TASK REQUIREMENTS: Verbatim output of all the material below is required.

* begin *

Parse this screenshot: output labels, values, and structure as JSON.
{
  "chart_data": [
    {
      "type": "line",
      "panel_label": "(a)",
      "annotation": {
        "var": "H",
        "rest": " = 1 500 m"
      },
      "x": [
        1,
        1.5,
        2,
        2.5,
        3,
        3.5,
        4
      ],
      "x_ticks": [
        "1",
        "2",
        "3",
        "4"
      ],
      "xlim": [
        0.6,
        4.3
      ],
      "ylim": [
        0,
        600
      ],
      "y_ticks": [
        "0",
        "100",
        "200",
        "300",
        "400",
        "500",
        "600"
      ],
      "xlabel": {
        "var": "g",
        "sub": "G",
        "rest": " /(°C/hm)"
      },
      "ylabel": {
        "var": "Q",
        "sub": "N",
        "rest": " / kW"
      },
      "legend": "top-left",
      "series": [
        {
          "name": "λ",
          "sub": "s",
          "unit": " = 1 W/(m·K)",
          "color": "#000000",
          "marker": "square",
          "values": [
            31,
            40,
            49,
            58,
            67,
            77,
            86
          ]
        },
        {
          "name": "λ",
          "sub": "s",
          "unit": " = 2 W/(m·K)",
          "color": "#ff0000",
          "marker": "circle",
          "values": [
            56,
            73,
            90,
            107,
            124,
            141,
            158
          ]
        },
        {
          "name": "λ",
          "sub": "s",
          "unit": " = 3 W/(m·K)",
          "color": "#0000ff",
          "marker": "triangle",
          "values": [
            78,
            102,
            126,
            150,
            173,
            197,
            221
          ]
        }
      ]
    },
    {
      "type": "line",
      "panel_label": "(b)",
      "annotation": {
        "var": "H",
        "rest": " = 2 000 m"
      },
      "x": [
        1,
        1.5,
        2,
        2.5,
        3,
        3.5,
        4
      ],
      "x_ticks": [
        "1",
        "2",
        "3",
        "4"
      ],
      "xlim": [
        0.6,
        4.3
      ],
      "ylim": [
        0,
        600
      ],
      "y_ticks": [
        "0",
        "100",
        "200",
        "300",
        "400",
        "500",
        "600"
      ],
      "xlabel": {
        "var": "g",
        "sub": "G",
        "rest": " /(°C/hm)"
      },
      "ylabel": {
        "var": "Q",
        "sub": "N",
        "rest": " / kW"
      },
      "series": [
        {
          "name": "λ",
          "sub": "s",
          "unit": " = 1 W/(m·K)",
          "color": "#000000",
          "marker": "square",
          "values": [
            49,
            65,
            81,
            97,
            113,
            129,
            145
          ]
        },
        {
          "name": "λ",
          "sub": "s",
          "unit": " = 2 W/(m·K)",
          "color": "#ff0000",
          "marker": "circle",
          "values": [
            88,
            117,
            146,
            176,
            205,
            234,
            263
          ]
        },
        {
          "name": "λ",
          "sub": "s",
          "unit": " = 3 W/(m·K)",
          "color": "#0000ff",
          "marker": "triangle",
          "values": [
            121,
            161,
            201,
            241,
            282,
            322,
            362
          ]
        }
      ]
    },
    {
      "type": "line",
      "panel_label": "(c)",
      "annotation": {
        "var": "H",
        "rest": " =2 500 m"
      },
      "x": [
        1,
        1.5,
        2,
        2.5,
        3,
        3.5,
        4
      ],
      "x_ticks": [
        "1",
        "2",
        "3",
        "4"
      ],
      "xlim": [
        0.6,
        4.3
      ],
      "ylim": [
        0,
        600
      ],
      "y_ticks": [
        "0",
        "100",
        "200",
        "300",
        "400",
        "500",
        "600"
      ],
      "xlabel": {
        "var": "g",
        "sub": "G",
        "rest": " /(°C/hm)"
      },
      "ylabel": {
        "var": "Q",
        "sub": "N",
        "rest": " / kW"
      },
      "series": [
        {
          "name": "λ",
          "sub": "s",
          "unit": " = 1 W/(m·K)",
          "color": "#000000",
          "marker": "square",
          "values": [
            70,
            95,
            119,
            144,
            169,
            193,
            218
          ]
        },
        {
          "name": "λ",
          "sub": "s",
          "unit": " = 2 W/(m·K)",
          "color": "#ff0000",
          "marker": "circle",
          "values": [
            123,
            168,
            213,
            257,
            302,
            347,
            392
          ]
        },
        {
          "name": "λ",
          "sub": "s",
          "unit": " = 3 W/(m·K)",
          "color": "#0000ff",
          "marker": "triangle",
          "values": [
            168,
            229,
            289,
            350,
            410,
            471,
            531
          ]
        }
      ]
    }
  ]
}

* end *

TASK SOLUTION:
Parse this screenshot: output labels, values, and structure as JSON.
{
  "chart_data": [
    {
      "type": "line",
      "panel_label": "(a)",
      "annotation": {
        "var": "H",
        "rest": " = 1 500 m"
      },
      "x": [
        1,
        1.5,
        2,
        2.5,
        3,
        3.5,
        4
      ],
      "x_ticks": [
        "1",
        "2",
        "3",
        "4"
      ],
      "xlim": [
        0.6,
        4.3
      ],
      "ylim": [
        0,
        600
      ],
      "y_ticks": [
        "0",
        "100",
        "200",
        "300",
        "400",
        "500",
        "600"
      ],
      "xlabel": {
        "var": "g",
        "sub": "G",
        "rest": " /(°C/hm)"
      },
      "ylabel": {
        "var": "Q",
        "sub": "N",
        "rest": " / kW"
      },
      "legend": "top-left",
      "series": [
        {
          "name": "λ",
          "sub": "s",
          "unit": " = 1 W/(m·K)",
          "color": "#000000",
          "marker": "square",
          "values": [
            31,
            40,
            49,
            58,
            67,
            77,
            86
          ]
        },
        {
          "name": "λ",
          "sub": "s",
          "unit": " = 2 W/(m·K)",
          "color": "#ff0000",
          "marker": "circle",
          "values": [
            56,
            73,
            90,
            107,
            124,
            141,
            158
          ]
        },
        {
          "name": "λ",
          "sub": "s",
          "unit": " = 3 W/(m·K)",
          "color": "#0000ff",
          "marker": "triangle",
          "values": [
            78,
            102,
            126,
            150,
            173,
            197,
            221
          ]
        }
      ]
    },
    {
      "type": "line",
      "panel_label": "(b)",
      "annotation": {
        "var": "H",
        "rest": " = 2 000 m"
      },
      "x": [
        1,
        1.5,
        2,
        2.5,
        3,
        3.5,
        4
      ],
      "x_ticks": [
        "1",
        "2",
        "3",
        "4"
      ],
      "xlim": [
        0.6,
        4.3
      ],
      "ylim": [
        0,
        600
      ],
      "y_ticks": [
        "0",
        "100",
        "200",
        "300",
        "400",
        "500",
        "600"
      ],
      "xlabel": {
        "var": "g",
        "sub": "G",
        "rest": " /(°C/hm)"
      },
      "ylabel": {
        "var": "Q",
        "sub": "N",
        "rest": " / kW"
      },
      "series": [
        {
          "name": "λ",
          "sub": "s",
          "unit": " = 1 W/(m·K)",
          "color": "#000000",
          "marker": "square",
          "values": [
            49,
            65,
            81,
            97,
            113,
            129,
            145
          ]
        },
        {
          "name": "λ",
          "sub": "s",
          "unit": " = 2 W/(m·K)",
          "color": "#ff0000",
          "marker": "circle",
          "values": [
            88,
            117,
            146,
            176,
            205,
            234,
            263
          ]
        },
        {
          "name": "λ",
          "sub": "s",
          "unit": " = 3 W/(m·K)",
          "color": "#0000ff",
          "marker": "triangle",
          "values": [
            121,
            161,
            201,
            241,
            282,
            322,
            362
          ]
        }
      ]
    },
    {
      "type": "line",
      "panel_label": "(c)",
      "annotation": {
        "var": "H",
        "rest": " =2 500 m"
      },
      "x": [
        1,
        1.5,
        2,
        2.5,
        3,
        3.5,
        4
      ],
      "x_ticks": [
        "1",
        "2",
        "3",
        "4"
      ],
      "xlim": [
        0.6,
        4.3
      ],
      "ylim": [
        0,
        600
      ],
      "y_ticks": [
        "0",
        "100",
        "200",
        "300",
        "400",
        "500",
        "600"
      ],
      "xlabel": {
        "var": "g",
        "sub": "G",
        "rest": " /(°C/hm)"
      },
      "ylabel": {
        "var": "Q",
        "sub": "N",
        "rest": " / kW"
      },
      "series": [
        {
          "name": "λ",
          "sub": "s",
          "unit": " = 1 W/(m·K)",
          "color": "#000000",
          "marker": "square",
          "values": [
            70,
            95,
            119,
            144,
            169,
            193,
            218
          ]
        },
        {
          "name": "λ",
          "sub": "s",
          "unit": " = 2 W/(m·K)",
          "color": "#ff0000",
          "marker": "circle",
          "values": [
            123,
            168,
            213,
            257,
            302,
            347,
            392
          ]
        },
        {
          "name": "λ",
          "sub": "s",
          "unit": " = 3 W/(m·K)",
          "color": "#0000ff",
          "marker": "triangle",
          "values": [
            168,
            229,
            289,
            350,
            410,
            471,
            531
          ]
        }
      ]
    }
  ]
}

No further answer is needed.